[Start PROVIDED PASSAGE]
It’s not his job to save us from bad legislation.
It’s his job to save us from unconstitutional legislation.
Even though the IRS was commandeered to collect the PENALTY, the law was not structured as a tax, the parliamentary procedures did not treat it as a tax, the lower courts did not determine standing on its status as a tax, and therefore it is not a tax.
Another illuminating paragraph from Epstein’s article:
By [Roberts’s] account, every penalty could be treated as a tax.
That cannot suffice, however, as a matter of constitutional interpretation. So long as Congress has only limited powers of taxation, no one should be allowed to use verbal legerdemain to expand those powers by calling a penalty a tax. Here, the so-called indicia of a tax intended to run the distinction don’t quite do the job. The size of the payment cannot be dispositive, for if so, then someone has to find the point at which the constitutional tax becomes an unconstitutional penalty. There are also all sorts of strict liability offenses covered by penalties. Nor should Congress have the power to determine the constitutionality of its own legislation by altering the mechanism for its collection. And finally, all penalties raise revenues, leaving this supposed ground of distinction worthless.
[End PROVIDED PASSAGE]
[Start GIVEN MATERIAL]
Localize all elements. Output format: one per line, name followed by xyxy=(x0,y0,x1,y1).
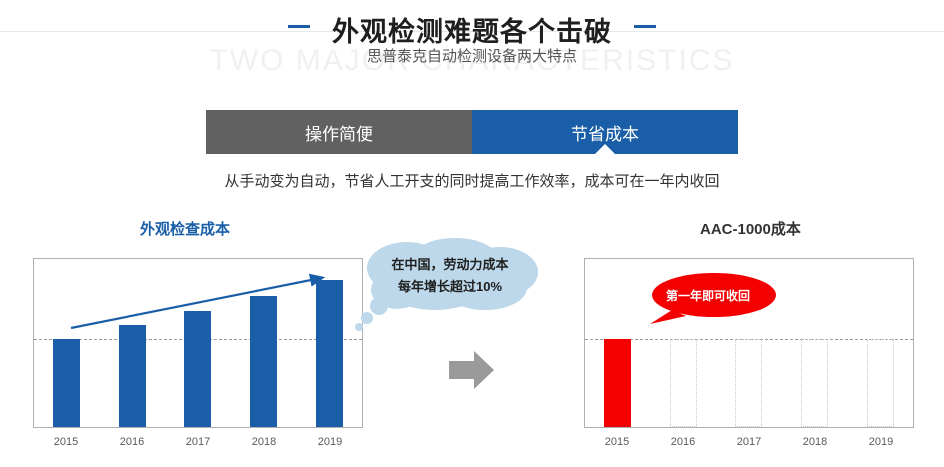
[End GIVEN MATERIAL]
TASK REQUIREMENTS:
A. From the passage on the tax-versus-penalty question, reproduce word for word the part that opens with the words containing "Even though the" and closes with "treated as a tax.".
B. Answer these questions from the passage on the tax-versus-penalty question:
(i) Which agency was commandeered to collect the penalty?
(ii) Whose article does the illuminating paragraph come from?
(iii) According to the final sentence, what do all penalties raise?
C. Continue the passage on the tax-versus-penalty question, starting right after its last sentence.
Nothing in the listing is needed.

OUTPUTS BY TASK:
A.
Even though the IRS was commandeered to collect the PENALTY, the law was not structured as a tax, the parliamentary procedures did not treat it as a tax, the lower courts did not determine standing on its status as a tax, and therefore it is not a tax.
Another illuminating paragraph from Epstein’s article:
By [Roberts’s] account, every penalty could be treated as a tax.

B.
(i) The IRS
(ii) Epstein's
(iii) Revenues

C.
http://www.hoover.org/publications/defining-ideas/article/121426
it’s unconstitutional to tax people for NOT engaging in commerce. Wickard aside.
Here’s how they argued this: If you own a house, you can deduct your mortgage interest. If you rent, you can’t. All other things being equal, if you choose not to by a house with a mortgage, your taxes are higher.
If you choose not to buy health insurance, your taxes are higher.
What if the GOP had written a law to do X, and SCOTUS rules it unconstitutional because you can kinda sorta read it as Y?
Would we be OK with that?
I think not.
It’s gibberish and needs to be rewritten.
The correct response would be a big red LERN 2 RITE !!!11!! stamp and send it back to Congress.
But that would mean ceding power.
All other things being equal, if you choose not to by a house with a mortgage, your taxes are higher.
All other things are not equal. The tax law is so convoluted it’s difficult to sort out taxes levied from tax breaks.
Yeah, I wondered about that myself, but there’s a difference between looking at the real-world effects of something and how the law that initiated the moneychanging was crafted in the first place, thus to be approved by the electorate.
Obamacare doesn’t say that everyone’s taxes are hereby raised by $X, unless you purchase an approved insurance policy, in which case the $X is waived.
It says that unless you purchase an approved policy, you have to pay a fine.
Unless we’re all getting tax breaks for not speeding.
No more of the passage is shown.